__Goal__
Scan the records for the string "screenshot"; copy each line where it occurs.

__Input__
++++
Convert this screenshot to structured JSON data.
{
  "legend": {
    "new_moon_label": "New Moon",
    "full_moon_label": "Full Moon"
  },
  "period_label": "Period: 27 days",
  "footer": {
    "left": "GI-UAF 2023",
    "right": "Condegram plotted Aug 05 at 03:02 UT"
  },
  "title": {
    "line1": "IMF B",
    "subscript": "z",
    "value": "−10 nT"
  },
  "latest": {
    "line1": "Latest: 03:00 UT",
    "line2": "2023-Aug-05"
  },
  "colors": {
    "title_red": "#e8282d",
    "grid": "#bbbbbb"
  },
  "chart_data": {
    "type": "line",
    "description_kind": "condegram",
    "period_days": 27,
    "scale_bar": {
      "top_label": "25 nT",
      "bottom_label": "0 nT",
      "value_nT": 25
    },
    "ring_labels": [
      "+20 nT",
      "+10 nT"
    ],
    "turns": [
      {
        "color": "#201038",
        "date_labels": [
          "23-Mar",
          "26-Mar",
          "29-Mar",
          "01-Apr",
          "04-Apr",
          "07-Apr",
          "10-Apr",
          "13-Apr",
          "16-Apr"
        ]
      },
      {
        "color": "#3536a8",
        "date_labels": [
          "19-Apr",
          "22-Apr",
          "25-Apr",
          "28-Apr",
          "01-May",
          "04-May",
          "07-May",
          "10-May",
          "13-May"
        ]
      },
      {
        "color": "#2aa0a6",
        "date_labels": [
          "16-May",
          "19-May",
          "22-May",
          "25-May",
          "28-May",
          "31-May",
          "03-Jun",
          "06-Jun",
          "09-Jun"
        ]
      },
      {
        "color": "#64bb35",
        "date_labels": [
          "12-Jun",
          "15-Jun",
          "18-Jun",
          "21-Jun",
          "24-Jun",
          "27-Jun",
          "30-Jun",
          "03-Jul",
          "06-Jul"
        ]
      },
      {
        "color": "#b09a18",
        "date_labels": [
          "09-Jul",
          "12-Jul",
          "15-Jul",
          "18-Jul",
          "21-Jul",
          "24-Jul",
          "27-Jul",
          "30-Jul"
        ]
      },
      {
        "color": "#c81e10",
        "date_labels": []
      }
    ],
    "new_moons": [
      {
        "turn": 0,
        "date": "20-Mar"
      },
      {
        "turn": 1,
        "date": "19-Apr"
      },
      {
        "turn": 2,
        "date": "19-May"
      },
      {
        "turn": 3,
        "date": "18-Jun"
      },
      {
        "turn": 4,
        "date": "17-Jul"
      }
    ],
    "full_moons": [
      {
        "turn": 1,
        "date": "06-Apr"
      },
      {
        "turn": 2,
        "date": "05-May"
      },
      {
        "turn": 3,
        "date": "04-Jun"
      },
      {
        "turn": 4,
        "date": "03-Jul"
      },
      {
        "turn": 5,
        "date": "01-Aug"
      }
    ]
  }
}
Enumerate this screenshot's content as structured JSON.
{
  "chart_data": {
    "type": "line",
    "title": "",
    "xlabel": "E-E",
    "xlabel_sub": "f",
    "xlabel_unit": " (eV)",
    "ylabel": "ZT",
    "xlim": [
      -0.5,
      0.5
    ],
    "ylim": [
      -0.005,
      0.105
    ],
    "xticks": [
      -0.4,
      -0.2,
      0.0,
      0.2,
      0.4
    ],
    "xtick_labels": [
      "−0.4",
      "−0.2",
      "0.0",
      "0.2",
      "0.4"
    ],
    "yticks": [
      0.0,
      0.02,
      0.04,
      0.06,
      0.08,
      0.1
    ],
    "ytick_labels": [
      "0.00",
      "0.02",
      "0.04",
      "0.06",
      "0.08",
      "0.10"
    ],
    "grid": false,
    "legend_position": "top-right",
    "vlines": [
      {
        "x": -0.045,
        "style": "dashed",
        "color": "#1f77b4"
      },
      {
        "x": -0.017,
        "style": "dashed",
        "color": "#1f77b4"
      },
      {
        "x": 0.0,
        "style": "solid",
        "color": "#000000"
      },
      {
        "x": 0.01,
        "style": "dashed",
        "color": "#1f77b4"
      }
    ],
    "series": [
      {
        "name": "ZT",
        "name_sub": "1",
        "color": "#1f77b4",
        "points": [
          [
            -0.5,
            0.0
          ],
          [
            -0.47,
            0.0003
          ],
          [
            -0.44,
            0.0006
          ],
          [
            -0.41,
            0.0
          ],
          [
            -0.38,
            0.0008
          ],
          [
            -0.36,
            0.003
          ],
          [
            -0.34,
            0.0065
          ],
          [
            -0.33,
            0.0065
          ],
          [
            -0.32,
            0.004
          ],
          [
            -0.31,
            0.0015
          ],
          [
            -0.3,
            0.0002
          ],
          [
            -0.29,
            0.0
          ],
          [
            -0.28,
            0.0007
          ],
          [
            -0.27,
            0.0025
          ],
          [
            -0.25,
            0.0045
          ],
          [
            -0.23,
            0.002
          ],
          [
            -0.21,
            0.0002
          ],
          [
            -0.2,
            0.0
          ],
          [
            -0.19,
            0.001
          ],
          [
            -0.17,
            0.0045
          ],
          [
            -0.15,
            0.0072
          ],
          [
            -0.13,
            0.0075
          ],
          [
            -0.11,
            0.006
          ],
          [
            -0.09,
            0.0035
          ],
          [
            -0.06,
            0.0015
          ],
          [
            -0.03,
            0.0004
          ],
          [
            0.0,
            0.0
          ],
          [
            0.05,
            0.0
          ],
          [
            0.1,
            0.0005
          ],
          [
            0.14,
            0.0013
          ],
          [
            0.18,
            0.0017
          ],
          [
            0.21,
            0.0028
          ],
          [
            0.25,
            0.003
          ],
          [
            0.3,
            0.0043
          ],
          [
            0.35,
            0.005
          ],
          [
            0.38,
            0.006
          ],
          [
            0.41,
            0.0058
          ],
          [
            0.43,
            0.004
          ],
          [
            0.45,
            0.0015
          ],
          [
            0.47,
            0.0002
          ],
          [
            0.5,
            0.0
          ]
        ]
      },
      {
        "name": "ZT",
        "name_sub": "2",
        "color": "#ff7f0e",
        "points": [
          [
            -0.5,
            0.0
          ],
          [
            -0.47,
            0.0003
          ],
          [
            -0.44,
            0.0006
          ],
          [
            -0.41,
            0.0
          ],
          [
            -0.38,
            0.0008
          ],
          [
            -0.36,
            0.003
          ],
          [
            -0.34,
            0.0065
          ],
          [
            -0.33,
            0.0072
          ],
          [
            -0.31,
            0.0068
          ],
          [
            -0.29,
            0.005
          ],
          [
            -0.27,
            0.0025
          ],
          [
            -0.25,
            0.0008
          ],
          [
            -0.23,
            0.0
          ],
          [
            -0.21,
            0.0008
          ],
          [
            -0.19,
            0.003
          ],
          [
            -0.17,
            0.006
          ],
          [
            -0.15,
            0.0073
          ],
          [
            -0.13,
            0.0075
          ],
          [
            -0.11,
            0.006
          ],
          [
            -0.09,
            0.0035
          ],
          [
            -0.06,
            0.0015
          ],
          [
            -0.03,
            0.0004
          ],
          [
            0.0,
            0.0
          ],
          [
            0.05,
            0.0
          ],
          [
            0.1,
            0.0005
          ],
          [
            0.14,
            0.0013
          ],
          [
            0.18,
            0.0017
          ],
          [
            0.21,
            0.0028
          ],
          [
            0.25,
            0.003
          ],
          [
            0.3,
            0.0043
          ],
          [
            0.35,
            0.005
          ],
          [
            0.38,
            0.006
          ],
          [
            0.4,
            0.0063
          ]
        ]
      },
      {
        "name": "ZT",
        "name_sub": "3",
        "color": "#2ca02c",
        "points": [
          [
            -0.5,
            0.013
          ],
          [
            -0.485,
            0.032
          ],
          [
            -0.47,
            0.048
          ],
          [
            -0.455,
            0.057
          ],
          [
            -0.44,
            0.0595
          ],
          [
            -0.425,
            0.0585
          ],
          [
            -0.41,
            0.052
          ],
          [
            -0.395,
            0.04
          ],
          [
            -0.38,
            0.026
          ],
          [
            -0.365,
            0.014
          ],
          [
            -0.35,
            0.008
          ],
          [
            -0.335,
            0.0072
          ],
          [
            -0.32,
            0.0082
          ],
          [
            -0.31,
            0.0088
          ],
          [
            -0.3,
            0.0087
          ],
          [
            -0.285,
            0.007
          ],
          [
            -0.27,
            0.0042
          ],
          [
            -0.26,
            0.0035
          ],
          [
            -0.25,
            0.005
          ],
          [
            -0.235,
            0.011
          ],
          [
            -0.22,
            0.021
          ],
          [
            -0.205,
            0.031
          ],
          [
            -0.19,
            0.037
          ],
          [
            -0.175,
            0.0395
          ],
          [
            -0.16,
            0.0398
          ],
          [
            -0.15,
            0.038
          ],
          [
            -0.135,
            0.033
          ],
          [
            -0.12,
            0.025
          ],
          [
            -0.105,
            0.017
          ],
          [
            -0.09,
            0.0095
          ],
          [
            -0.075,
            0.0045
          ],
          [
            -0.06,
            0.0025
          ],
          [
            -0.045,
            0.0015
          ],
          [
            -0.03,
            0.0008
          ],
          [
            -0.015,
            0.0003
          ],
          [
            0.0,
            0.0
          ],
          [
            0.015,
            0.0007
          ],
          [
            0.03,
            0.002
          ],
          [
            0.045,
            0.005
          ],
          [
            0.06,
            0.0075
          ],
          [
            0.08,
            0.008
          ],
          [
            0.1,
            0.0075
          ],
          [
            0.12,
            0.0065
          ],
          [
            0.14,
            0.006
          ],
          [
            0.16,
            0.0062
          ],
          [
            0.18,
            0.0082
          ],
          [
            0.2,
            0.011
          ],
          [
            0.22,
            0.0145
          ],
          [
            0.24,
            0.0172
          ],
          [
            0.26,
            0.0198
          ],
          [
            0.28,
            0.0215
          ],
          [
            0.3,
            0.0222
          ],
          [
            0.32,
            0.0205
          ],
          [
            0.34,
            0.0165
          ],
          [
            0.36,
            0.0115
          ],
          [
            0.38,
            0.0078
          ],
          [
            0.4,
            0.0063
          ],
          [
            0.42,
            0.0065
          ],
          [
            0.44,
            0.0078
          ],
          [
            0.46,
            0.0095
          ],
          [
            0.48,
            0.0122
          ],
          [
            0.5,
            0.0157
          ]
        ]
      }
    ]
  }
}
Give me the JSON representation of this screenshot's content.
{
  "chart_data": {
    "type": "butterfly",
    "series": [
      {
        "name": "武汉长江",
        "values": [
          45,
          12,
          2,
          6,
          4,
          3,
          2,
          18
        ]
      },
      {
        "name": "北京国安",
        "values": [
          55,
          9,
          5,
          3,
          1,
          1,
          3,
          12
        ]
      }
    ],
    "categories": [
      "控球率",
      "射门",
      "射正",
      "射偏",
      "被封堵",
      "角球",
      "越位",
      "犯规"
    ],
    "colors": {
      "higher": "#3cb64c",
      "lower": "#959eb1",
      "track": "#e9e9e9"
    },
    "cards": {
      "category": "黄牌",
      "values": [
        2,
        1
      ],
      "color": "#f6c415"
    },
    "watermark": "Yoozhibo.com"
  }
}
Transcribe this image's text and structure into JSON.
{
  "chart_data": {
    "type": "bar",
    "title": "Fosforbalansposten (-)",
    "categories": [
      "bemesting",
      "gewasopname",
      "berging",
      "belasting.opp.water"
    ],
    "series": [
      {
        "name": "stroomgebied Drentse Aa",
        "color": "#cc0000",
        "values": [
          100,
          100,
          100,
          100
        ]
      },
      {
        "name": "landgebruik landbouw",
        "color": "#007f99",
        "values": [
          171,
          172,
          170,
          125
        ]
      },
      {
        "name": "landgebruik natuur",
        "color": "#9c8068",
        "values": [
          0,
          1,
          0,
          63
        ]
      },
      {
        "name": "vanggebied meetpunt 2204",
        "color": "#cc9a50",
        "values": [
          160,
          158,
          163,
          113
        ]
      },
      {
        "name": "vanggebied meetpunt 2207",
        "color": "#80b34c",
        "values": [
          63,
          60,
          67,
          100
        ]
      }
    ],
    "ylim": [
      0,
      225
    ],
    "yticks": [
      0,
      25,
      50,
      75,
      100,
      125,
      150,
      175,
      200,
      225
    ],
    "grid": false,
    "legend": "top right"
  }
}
++++
__The completed task__
Convert this screenshot to structured JSON data.
Enumerate this screenshot's content as structured JSON.
Give me the JSON representation of this screenshot's content.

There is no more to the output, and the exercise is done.